WORK TO BE COMPLETED = Select and reproduce each line of the listing below that bears the string "legend".

Records from a collection of figures:
========
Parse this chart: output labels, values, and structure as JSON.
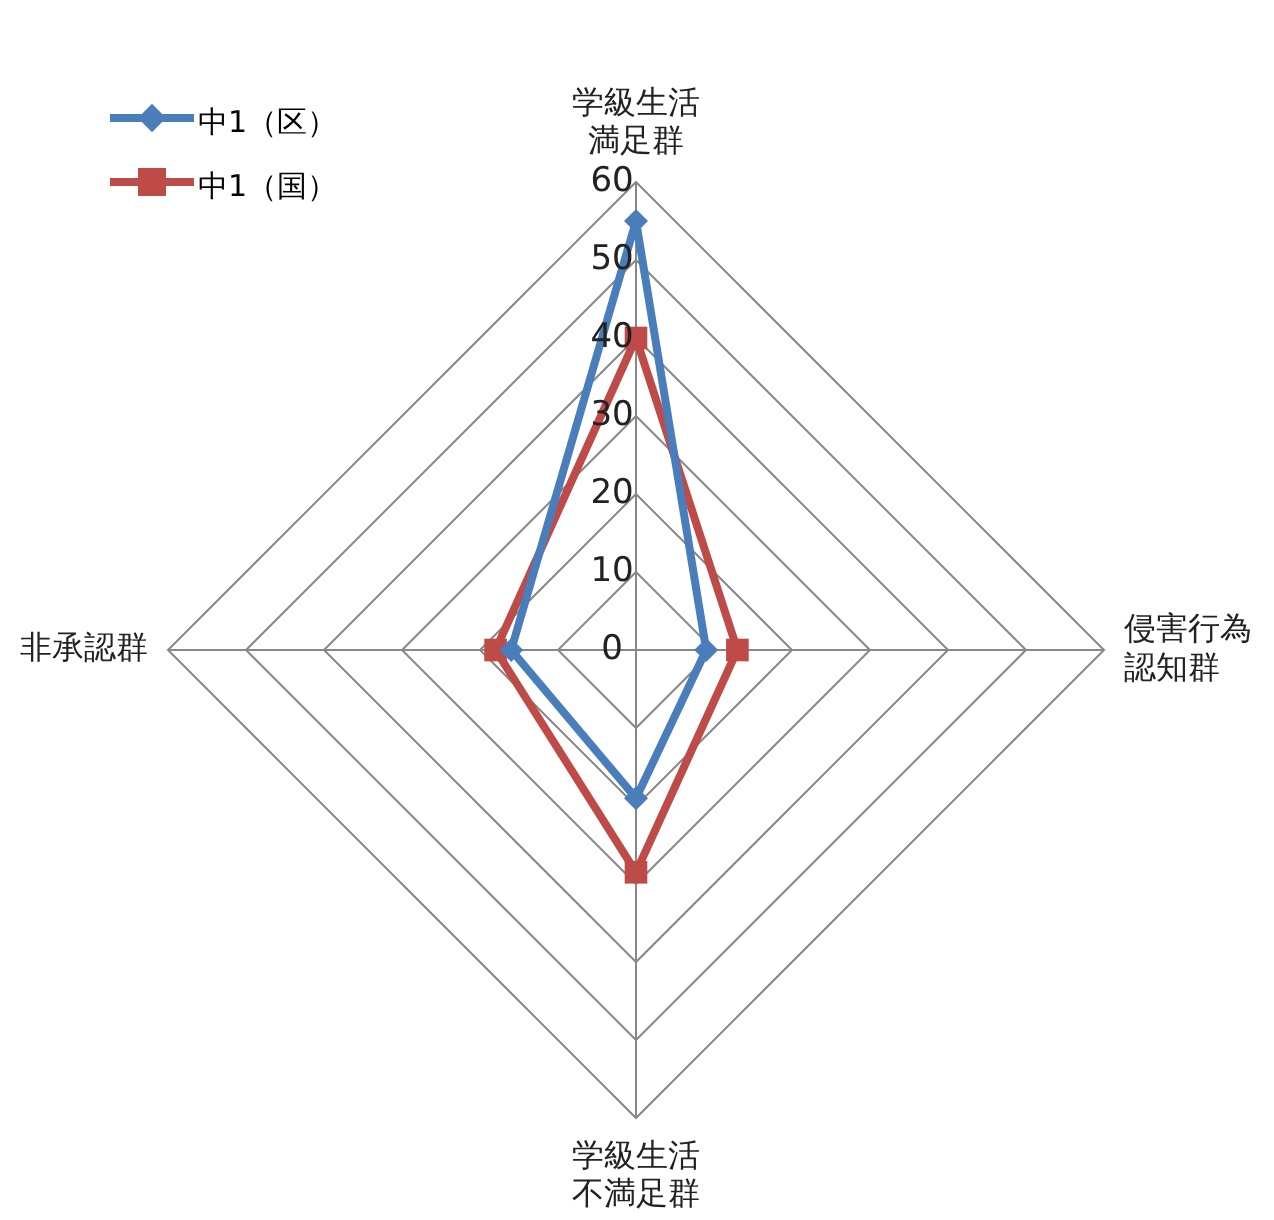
{
  "chart_data": {
    "type": "radar",
    "categories": [
      "学級生活満足群",
      "侵害行為認知群",
      "学級生活不満足群",
      "非承認群"
    ],
    "series": [
      {
        "name": "中1（区）",
        "color": "#4a7ebb",
        "values": [
          55,
          9,
          19,
          16
        ],
        "marker": "diamond"
      },
      {
        "name": "中1（国）",
        "color": "#be4b48",
        "values": [
          40,
          13,
          28.5,
          18
        ],
        "marker": "square"
      }
    ],
    "ylim": [
      0,
      60
    ],
    "yticks": [
      0,
      10,
      20,
      30,
      40,
      50,
      60
    ],
    "grid": true,
    "legend": "top left"
  }
}
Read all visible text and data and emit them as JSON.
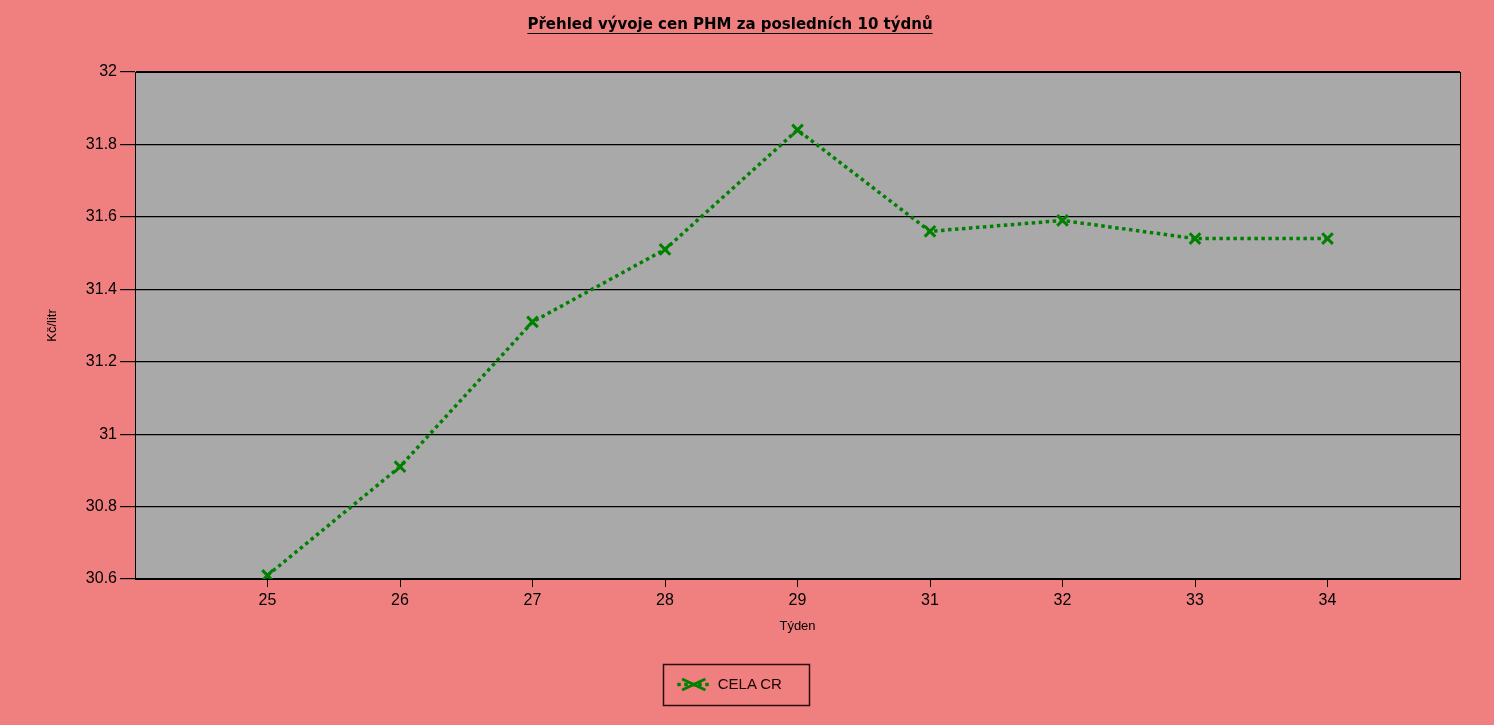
{
  "chart_data": {
    "type": "line",
    "title": "Přehled vývoje cen PHM za posledních 10 týdnů",
    "xlabel": "Týden",
    "ylabel": "Kč/litr",
    "categories": [
      "25",
      "26",
      "27",
      "28",
      "29",
      "31",
      "32",
      "33",
      "34"
    ],
    "series": [
      {
        "name": "CELA CR",
        "color": "#008000",
        "values": [
          30.61,
          30.91,
          31.31,
          31.51,
          31.84,
          31.56,
          31.59,
          31.54,
          31.54
        ]
      }
    ],
    "ylim": [
      30.6,
      32
    ],
    "yticks": [
      30.6,
      30.8,
      31,
      31.2,
      31.4,
      31.6,
      31.8,
      32
    ],
    "grid": "y",
    "legend": "bottom",
    "marker": "cross",
    "line_style": "dotted"
  }
}
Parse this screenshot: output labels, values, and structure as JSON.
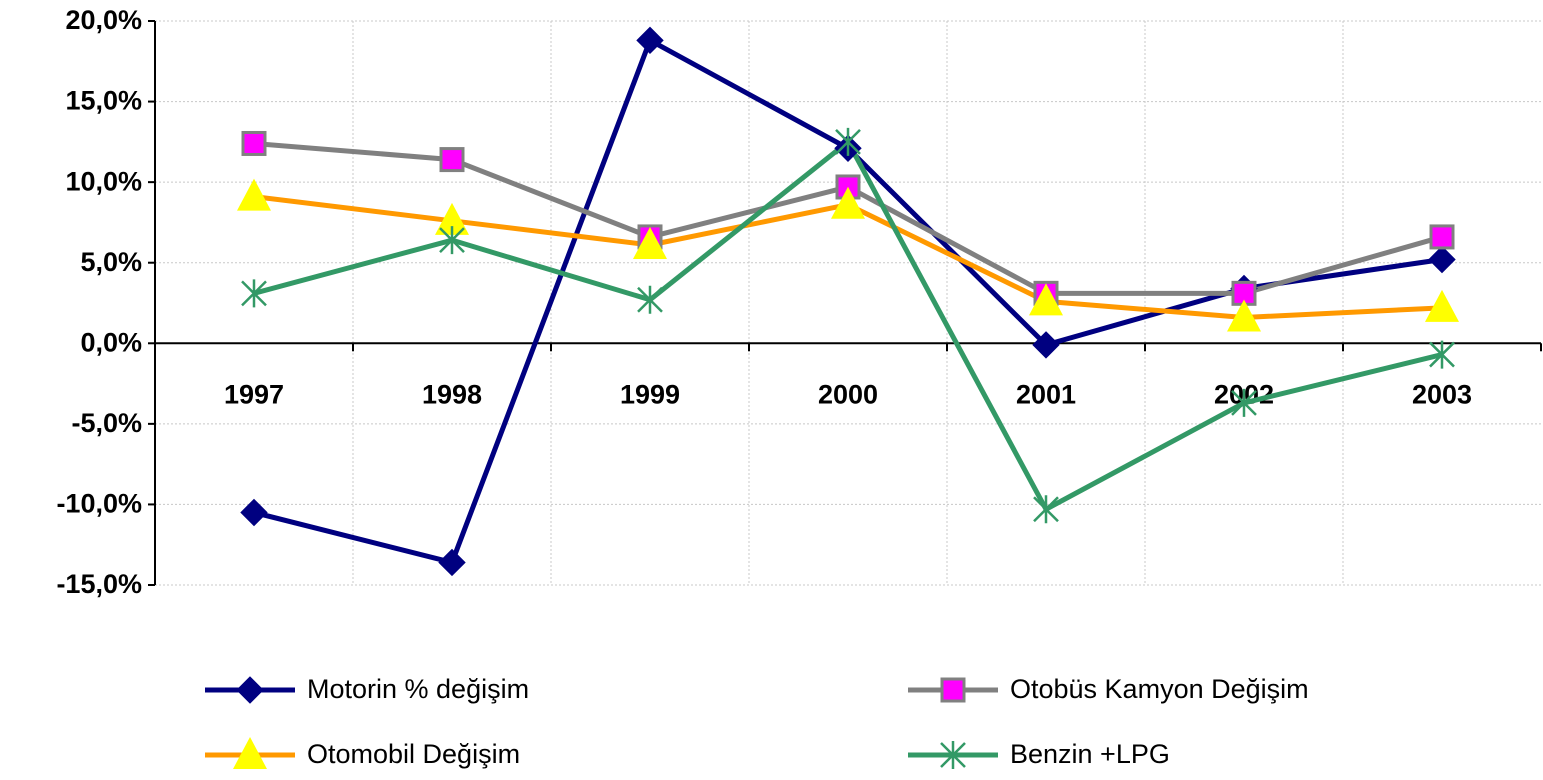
{
  "chart_data": {
    "type": "line",
    "categories": [
      "1997",
      "1998",
      "1999",
      "2000",
      "2001",
      "2002",
      "2003"
    ],
    "series": [
      {
        "name": "Motorin % değişim",
        "color": "#000080",
        "marker": "diamond",
        "marker_color": "#000080",
        "values": [
          -10.5,
          -13.6,
          18.8,
          12.1,
          -0.1,
          3.4,
          5.2
        ]
      },
      {
        "name": "Otobüs Kamyon Değişim",
        "color": "#808080",
        "marker": "square",
        "marker_color": "#ff00ff",
        "values": [
          12.4,
          11.4,
          6.6,
          9.7,
          3.1,
          3.1,
          6.6
        ]
      },
      {
        "name": "Otomobil Değişim",
        "color": "#ff9900",
        "marker": "triangle",
        "marker_color": "#ffff00",
        "values": [
          9.1,
          7.6,
          6.1,
          8.6,
          2.6,
          1.6,
          2.2
        ]
      },
      {
        "name": "Benzin +LPG",
        "color": "#339966",
        "marker": "star",
        "marker_color": "#339966",
        "values": [
          3.1,
          6.4,
          2.7,
          12.5,
          -10.3,
          -3.7,
          -0.7
        ]
      }
    ],
    "ylim": [
      -15,
      20
    ],
    "yticks": [
      {
        "value": -15,
        "label": "-15,0%"
      },
      {
        "value": -10,
        "label": "-10,0%"
      },
      {
        "value": -5,
        "label": "-5,0%"
      },
      {
        "value": 0,
        "label": "0,0%"
      },
      {
        "value": 5,
        "label": "5,0%"
      },
      {
        "value": 10,
        "label": "10,0%"
      },
      {
        "value": 15,
        "label": "15,0%"
      },
      {
        "value": 20,
        "label": "20,0%"
      }
    ],
    "grid": true,
    "legend": "bottom"
  }
}
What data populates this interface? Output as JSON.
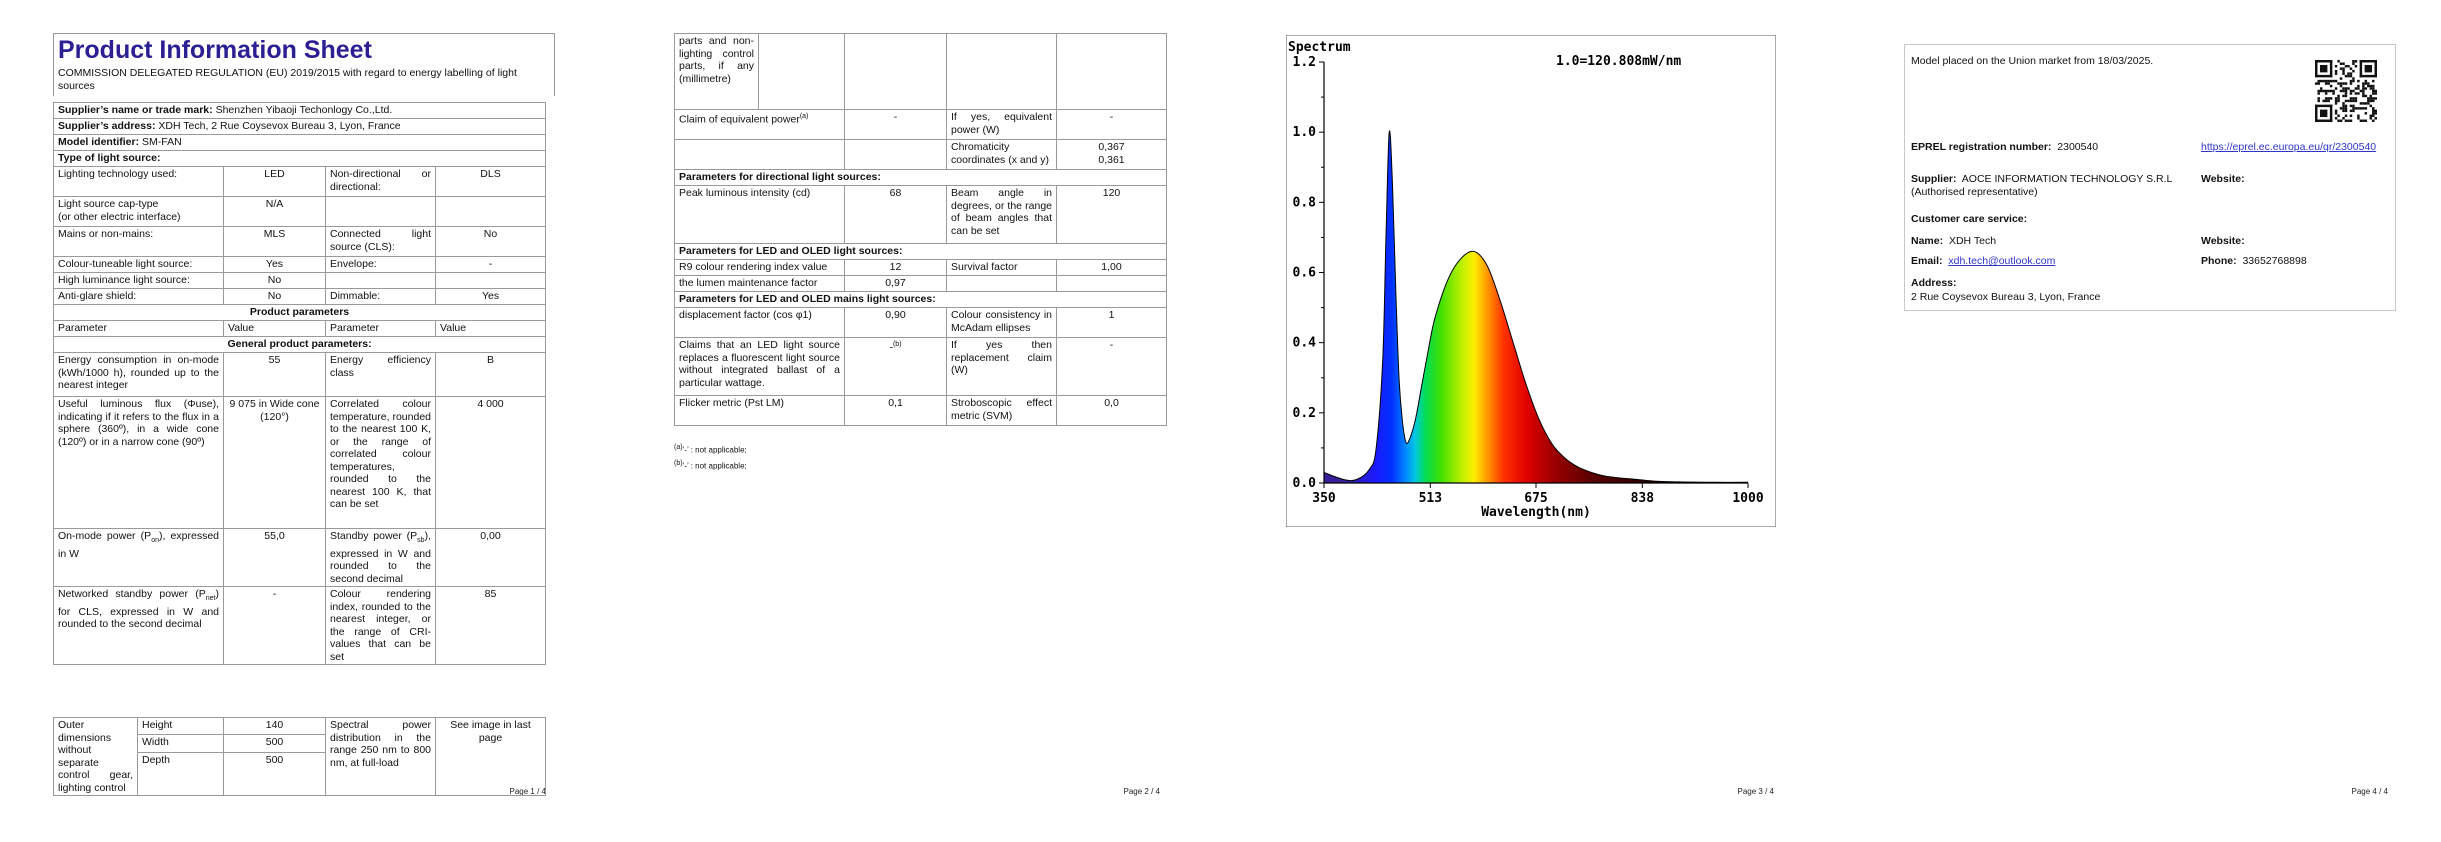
========
ANSWER BELOW =
    "legend": "top left"
    "legend": "bottom",
    "legend": "bottom"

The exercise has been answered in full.